What is needed.
Put the lines from the one containing "Itemize the components" up to and including the one containing "Enumerate the UI" into a Markdown table with the columns "No." and "Entry", skipping blank lines and leaving out the pictures.
──────── Data for the task
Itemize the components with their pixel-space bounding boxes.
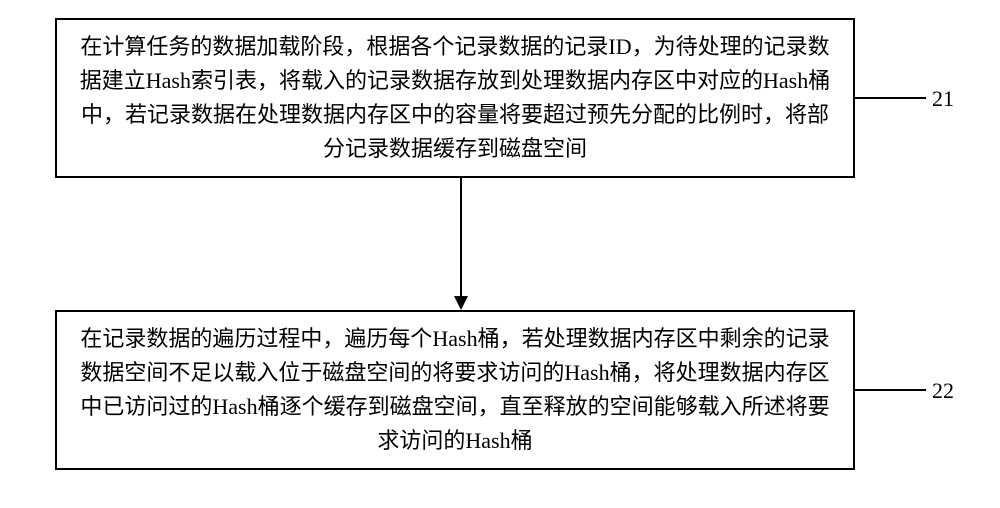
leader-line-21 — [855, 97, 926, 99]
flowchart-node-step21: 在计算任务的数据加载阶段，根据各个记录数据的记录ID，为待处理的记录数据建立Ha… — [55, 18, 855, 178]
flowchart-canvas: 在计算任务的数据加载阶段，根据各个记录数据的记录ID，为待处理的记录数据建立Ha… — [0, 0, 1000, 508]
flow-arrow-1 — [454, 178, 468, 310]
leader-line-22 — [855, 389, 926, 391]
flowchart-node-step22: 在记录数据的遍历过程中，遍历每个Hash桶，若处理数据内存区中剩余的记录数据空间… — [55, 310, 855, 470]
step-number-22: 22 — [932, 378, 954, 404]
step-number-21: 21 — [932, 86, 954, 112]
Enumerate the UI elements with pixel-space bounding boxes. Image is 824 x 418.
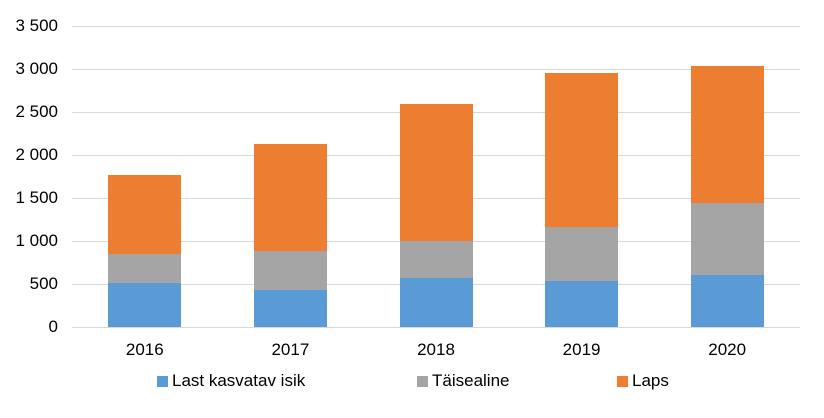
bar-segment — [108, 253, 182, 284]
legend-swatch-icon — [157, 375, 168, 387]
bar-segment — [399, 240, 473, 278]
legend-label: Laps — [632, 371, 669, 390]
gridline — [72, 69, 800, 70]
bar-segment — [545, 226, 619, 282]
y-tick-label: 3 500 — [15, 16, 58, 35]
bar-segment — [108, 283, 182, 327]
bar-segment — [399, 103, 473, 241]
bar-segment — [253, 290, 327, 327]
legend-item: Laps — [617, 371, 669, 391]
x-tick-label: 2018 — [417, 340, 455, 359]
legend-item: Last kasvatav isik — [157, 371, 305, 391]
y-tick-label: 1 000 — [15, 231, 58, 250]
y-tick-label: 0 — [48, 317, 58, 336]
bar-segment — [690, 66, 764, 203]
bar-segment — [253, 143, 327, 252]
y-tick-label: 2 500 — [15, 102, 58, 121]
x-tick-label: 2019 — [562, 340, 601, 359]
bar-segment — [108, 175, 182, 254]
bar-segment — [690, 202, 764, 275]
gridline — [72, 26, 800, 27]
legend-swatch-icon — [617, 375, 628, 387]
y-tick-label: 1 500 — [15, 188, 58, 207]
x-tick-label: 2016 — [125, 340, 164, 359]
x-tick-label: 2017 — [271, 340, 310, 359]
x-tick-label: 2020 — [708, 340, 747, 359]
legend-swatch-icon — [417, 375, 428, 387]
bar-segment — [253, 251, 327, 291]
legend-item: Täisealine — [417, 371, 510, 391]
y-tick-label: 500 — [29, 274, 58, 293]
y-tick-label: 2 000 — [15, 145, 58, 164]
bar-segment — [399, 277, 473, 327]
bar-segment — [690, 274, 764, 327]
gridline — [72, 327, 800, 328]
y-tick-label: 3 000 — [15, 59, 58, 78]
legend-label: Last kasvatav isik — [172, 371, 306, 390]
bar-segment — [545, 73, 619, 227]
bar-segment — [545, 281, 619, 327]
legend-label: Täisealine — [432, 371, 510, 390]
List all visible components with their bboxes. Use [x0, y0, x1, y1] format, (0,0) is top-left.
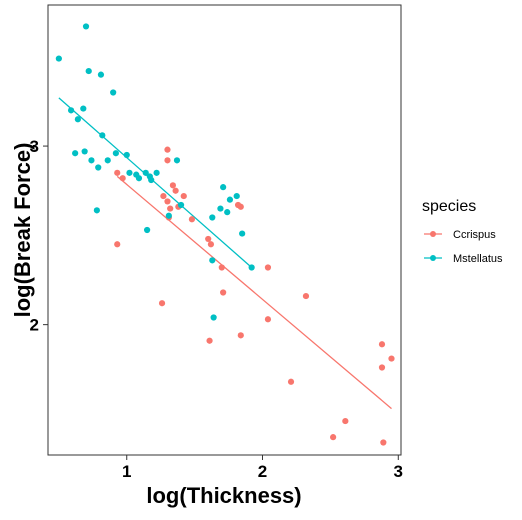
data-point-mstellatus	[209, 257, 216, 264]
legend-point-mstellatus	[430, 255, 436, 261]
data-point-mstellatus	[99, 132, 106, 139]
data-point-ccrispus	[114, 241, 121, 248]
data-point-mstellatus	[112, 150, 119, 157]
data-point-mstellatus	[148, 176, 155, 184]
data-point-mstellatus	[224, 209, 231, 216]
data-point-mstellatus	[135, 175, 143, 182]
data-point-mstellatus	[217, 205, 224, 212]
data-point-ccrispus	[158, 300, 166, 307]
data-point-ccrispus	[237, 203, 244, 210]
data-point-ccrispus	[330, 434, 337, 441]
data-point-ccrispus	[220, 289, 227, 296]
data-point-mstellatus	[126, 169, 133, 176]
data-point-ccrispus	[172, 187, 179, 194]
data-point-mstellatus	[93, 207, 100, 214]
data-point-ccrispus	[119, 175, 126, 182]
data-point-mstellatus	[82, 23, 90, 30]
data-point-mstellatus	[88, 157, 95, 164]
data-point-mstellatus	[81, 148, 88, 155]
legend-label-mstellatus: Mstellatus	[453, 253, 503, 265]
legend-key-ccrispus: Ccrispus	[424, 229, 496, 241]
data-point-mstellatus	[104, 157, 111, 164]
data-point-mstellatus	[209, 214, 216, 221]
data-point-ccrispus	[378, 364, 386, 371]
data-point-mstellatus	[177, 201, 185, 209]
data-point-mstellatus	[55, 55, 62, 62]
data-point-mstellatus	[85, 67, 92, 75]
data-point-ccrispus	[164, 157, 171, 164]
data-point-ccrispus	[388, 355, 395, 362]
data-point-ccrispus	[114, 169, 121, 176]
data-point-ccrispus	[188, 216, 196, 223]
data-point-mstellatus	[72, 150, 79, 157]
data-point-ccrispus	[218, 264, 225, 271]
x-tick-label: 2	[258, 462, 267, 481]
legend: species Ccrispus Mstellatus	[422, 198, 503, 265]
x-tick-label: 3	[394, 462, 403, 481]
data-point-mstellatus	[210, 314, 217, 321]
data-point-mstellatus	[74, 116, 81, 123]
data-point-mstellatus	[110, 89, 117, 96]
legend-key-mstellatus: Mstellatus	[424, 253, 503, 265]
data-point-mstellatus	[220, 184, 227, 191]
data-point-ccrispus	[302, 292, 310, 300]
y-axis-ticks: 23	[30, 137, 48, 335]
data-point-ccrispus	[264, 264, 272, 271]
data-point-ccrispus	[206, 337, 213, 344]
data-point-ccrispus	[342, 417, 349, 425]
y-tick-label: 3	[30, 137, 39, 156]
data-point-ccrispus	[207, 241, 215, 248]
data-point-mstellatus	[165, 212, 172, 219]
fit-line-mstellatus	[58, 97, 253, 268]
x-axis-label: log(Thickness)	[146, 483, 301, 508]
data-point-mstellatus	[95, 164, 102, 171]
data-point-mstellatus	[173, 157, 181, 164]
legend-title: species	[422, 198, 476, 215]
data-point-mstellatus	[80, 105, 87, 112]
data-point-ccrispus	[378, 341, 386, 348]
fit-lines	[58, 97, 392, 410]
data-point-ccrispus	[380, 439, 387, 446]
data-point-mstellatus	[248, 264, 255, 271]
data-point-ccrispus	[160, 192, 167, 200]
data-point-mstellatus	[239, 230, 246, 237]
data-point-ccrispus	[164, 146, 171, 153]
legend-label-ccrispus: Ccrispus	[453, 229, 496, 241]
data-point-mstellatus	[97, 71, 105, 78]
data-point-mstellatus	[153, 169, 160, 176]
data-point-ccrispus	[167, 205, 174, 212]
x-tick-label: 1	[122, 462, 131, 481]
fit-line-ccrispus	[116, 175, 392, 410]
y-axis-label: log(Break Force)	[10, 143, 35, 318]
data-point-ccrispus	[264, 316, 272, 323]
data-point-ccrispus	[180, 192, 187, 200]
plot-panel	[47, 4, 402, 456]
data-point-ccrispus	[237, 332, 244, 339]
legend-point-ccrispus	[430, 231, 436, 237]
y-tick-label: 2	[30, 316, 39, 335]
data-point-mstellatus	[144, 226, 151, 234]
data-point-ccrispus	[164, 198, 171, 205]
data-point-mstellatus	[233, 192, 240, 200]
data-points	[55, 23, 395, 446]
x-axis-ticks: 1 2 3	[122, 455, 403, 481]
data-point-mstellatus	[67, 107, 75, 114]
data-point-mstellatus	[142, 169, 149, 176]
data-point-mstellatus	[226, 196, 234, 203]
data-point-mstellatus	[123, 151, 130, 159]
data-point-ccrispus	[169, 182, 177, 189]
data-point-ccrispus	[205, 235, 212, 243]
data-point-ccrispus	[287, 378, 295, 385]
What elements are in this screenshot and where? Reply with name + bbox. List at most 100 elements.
────────────────
──────── Data for the task
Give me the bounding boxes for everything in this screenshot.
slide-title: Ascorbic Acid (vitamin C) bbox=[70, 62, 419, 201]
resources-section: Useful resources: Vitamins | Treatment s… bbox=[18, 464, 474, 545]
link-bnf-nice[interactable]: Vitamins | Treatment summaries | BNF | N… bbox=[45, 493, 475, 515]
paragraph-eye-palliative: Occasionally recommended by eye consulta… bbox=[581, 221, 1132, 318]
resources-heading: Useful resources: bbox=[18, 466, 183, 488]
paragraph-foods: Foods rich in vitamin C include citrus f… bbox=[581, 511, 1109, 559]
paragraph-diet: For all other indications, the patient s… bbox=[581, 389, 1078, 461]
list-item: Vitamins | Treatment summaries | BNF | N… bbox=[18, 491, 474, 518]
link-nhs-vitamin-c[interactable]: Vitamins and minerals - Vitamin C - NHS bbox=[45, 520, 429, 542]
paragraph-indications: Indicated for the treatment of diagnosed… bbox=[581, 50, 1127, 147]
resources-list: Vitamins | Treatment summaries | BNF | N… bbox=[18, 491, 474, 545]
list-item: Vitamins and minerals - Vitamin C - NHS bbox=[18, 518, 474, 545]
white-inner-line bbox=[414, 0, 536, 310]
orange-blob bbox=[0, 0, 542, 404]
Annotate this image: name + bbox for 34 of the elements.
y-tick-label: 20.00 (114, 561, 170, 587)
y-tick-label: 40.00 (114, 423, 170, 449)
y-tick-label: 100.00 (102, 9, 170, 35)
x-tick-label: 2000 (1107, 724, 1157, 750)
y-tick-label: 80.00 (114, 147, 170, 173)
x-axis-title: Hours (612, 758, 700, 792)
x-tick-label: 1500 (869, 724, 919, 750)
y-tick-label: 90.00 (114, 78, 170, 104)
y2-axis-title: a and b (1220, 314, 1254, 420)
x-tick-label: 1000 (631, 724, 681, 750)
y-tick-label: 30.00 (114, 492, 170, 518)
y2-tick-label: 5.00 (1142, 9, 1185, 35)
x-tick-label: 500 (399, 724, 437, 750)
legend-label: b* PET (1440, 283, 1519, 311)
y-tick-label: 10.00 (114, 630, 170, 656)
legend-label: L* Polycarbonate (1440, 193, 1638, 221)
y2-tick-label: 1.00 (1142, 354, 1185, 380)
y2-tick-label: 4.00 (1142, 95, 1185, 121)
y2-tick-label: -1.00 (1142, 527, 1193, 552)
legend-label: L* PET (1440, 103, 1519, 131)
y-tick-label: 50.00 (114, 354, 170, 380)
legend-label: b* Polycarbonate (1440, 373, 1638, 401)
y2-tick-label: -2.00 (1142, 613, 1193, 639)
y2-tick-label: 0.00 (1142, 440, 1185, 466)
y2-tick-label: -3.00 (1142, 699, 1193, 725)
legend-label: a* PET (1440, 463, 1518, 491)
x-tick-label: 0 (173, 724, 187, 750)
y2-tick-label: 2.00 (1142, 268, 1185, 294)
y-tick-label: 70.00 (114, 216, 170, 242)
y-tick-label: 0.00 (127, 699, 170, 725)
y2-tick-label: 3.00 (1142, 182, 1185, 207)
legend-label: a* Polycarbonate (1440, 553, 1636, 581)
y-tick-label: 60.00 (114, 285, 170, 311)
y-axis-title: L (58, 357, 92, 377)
────────────────
Response below.
| No. | Entry |
|---|---|
| 1 | Itemize the components with their pixel-space bounding boxes. |
| 2 | leader-line-21 — [855, 97, 926, 99] |
| 3 | flowchart-node-step21: 在计算任务的数据加载阶段，根据各个记录数据的记录ID，为待处理的记录数据建立Ha… — [55, 18, 855, 178] |
| 4 | flowchart-canvas: 在计算任务的数据加载阶段，根据各个记录数据的记录ID，为待处理的记录数据建立Ha… — [0, 0, 1000, 508] |
| 5 | flow-arrow-1 — [454, 178, 468, 310] |
| 6 | leader-line-22 — [855, 389, 926, 391] |
| 7 | flowchart-node-step22: 在记录数据的遍历过程中，遍历每个Hash桶，若处理数据内存区中剩余的记录数据空间… — [55, 310, 855, 470] |
| 8 | step-number-22: 22 — [932, 378, 954, 404] |
| 9 | step-number-21: 21 — [932, 86, 954, 112] |
| 10 | Enumerate the UI elements with pixel-space bounding boxes. Image is 824 x 418. |